▶ [WHAT THE TASK REQUIRES]: Reproduce the material below word for word, keeping every line in its original order.

▶ [DATA PROVIDED]:
------------------------------
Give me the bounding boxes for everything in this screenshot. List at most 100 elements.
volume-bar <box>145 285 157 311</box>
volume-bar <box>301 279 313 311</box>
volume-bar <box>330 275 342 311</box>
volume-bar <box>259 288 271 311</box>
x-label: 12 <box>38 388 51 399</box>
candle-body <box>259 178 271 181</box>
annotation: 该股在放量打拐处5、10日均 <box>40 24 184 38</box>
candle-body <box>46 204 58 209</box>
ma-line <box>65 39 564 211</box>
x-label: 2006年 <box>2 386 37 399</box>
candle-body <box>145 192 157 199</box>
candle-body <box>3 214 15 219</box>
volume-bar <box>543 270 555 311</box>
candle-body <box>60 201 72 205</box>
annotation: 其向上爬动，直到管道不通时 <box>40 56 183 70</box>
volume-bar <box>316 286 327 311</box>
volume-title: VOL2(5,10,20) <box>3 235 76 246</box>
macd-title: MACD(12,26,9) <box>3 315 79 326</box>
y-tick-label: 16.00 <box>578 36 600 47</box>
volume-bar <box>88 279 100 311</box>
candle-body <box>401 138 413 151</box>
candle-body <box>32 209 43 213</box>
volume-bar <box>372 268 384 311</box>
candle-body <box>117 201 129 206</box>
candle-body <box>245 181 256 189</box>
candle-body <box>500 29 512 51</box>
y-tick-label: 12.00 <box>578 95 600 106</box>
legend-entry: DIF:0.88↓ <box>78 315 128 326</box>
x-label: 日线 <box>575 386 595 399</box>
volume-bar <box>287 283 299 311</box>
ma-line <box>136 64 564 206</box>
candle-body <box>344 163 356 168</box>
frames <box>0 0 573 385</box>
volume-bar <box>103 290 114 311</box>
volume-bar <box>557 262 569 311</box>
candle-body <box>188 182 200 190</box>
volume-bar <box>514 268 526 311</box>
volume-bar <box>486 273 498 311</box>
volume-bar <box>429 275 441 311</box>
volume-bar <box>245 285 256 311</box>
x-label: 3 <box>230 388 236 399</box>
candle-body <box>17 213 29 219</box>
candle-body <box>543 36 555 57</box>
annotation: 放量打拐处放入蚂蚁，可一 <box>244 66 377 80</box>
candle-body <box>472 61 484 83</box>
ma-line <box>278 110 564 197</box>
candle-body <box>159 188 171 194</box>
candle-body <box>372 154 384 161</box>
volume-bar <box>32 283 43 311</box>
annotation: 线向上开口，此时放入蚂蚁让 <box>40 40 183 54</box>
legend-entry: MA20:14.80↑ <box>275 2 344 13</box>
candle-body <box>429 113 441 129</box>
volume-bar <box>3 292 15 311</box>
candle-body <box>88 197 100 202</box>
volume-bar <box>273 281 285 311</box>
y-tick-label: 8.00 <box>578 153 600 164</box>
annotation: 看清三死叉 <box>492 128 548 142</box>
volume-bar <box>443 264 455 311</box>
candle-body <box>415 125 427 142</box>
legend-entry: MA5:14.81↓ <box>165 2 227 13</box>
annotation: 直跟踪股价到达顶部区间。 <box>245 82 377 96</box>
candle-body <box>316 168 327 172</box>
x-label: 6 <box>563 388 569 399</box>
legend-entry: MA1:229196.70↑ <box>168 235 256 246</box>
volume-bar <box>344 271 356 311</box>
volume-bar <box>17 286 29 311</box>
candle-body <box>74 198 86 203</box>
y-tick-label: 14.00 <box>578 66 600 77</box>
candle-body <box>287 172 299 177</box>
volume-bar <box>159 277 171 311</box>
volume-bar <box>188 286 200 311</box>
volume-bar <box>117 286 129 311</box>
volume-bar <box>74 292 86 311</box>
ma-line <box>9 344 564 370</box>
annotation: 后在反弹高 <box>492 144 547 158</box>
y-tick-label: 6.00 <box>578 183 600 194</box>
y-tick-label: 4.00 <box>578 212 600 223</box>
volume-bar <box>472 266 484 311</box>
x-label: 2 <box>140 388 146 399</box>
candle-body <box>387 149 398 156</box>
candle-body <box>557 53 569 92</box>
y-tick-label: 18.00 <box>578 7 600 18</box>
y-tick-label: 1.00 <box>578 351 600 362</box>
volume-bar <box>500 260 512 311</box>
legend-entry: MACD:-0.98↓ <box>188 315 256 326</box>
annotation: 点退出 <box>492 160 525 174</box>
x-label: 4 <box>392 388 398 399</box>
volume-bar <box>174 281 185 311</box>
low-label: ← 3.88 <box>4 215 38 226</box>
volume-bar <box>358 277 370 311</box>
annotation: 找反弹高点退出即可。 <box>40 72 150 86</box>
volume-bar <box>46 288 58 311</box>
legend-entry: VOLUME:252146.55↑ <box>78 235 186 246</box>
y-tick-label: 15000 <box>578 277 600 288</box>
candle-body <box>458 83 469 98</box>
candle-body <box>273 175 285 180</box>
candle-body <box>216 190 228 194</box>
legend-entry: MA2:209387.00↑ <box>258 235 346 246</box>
------------------------------
▶ [FINAL ANSWER]:
Give me the bounding boxes for everything in this screenshot. List at most 100 elements.
volume-bar <box>145 285 157 311</box>
volume-bar <box>301 279 313 311</box>
volume-bar <box>330 275 342 311</box>
volume-bar <box>259 288 271 311</box>
x-label: 12 <box>38 388 51 399</box>
candle-body <box>259 178 271 181</box>
annotation: 该股在放量打拐处5、10日均 <box>40 24 184 38</box>
candle-body <box>46 204 58 209</box>
ma-line <box>65 39 564 211</box>
x-label: 2006年 <box>2 386 37 399</box>
candle-body <box>145 192 157 199</box>
candle-body <box>3 214 15 219</box>
volume-bar <box>543 270 555 311</box>
candle-body <box>60 201 72 205</box>
annotation: 其向上爬动，直到管道不通时 <box>40 56 183 70</box>
volume-bar <box>316 286 327 311</box>
volume-title: VOL2(5,10,20) <box>3 235 76 246</box>
macd-title: MACD(12,26,9) <box>3 315 79 326</box>
y-tick-label: 16.00 <box>578 36 600 47</box>
volume-bar <box>88 279 100 311</box>
candle-body <box>401 138 413 151</box>
candle-body <box>32 209 43 213</box>
volume-bar <box>372 268 384 311</box>
candle-body <box>117 201 129 206</box>
candle-body <box>245 181 256 189</box>
candle-body <box>500 29 512 51</box>
y-tick-label: 12.00 <box>578 95 600 106</box>
legend-entry: DIF:0.88↓ <box>78 315 128 326</box>
x-label: 日线 <box>575 386 595 399</box>
volume-bar <box>287 283 299 311</box>
ma-line <box>136 64 564 206</box>
candle-body <box>344 163 356 168</box>
frames <box>0 0 573 385</box>
volume-bar <box>103 290 114 311</box>
volume-bar <box>557 262 569 311</box>
candle-body <box>188 182 200 190</box>
volume-bar <box>514 268 526 311</box>
volume-bar <box>486 273 498 311</box>
volume-bar <box>429 275 441 311</box>
volume-bar <box>245 285 256 311</box>
x-label: 3 <box>230 388 236 399</box>
candle-body <box>17 213 29 219</box>
candle-body <box>543 36 555 57</box>
annotation: 放量打拐处放入蚂蚁，可一 <box>244 66 377 80</box>
candle-body <box>472 61 484 83</box>
ma-line <box>278 110 564 197</box>
candle-body <box>159 188 171 194</box>
candle-body <box>372 154 384 161</box>
volume-bar <box>32 283 43 311</box>
annotation: 线向上开口，此时放入蚂蚁让 <box>40 40 183 54</box>
legend-entry: MA20:14.80↑ <box>275 2 344 13</box>
candle-body <box>429 113 441 129</box>
volume-bar <box>3 292 15 311</box>
candle-body <box>88 197 100 202</box>
volume-bar <box>273 281 285 311</box>
y-tick-label: 8.00 <box>578 153 600 164</box>
annotation: 看清三死叉 <box>492 128 548 142</box>
volume-bar <box>443 264 455 311</box>
candle-body <box>415 125 427 142</box>
legend-entry: MA5:14.81↓ <box>165 2 227 13</box>
annotation: 直跟踪股价到达顶部区间。 <box>245 82 377 96</box>
candle-body <box>316 168 327 172</box>
x-label: 6 <box>563 388 569 399</box>
legend-entry: MA1:229196.70↑ <box>168 235 256 246</box>
volume-bar <box>344 271 356 311</box>
volume-bar <box>17 286 29 311</box>
candle-body <box>74 198 86 203</box>
y-tick-label: 14.00 <box>578 66 600 77</box>
candle-body <box>287 172 299 177</box>
volume-bar <box>159 277 171 311</box>
volume-bar <box>188 286 200 311</box>
volume-bar <box>117 286 129 311</box>
volume-bar <box>74 292 86 311</box>
ma-line <box>9 344 564 370</box>
annotation: 后在反弹高 <box>492 144 547 158</box>
y-tick-label: 6.00 <box>578 183 600 194</box>
y-tick-label: 4.00 <box>578 212 600 223</box>
volume-bar <box>472 266 484 311</box>
x-label: 2 <box>140 388 146 399</box>
candle-body <box>387 149 398 156</box>
candle-body <box>557 53 569 92</box>
y-tick-label: 18.00 <box>578 7 600 18</box>
y-tick-label: 1.00 <box>578 351 600 362</box>
volume-bar <box>500 260 512 311</box>
legend-entry: MACD:-0.98↓ <box>188 315 256 326</box>
annotation: 点退出 <box>492 160 525 174</box>
x-label: 4 <box>392 388 398 399</box>
volume-bar <box>174 281 185 311</box>
low-label: ← 3.88 <box>4 215 38 226</box>
volume-bar <box>358 277 370 311</box>
annotation: 找反弹高点退出即可。 <box>40 72 150 86</box>
volume-bar <box>46 288 58 311</box>
legend-entry: VOLUME:252146.55↑ <box>78 235 186 246</box>
y-tick-label: 15000 <box>578 277 600 288</box>
candle-body <box>458 83 469 98</box>
candle-body <box>273 175 285 180</box>
candle-body <box>216 190 228 194</box>
legend-entry: MA2:209387.00↑ <box>258 235 346 246</box>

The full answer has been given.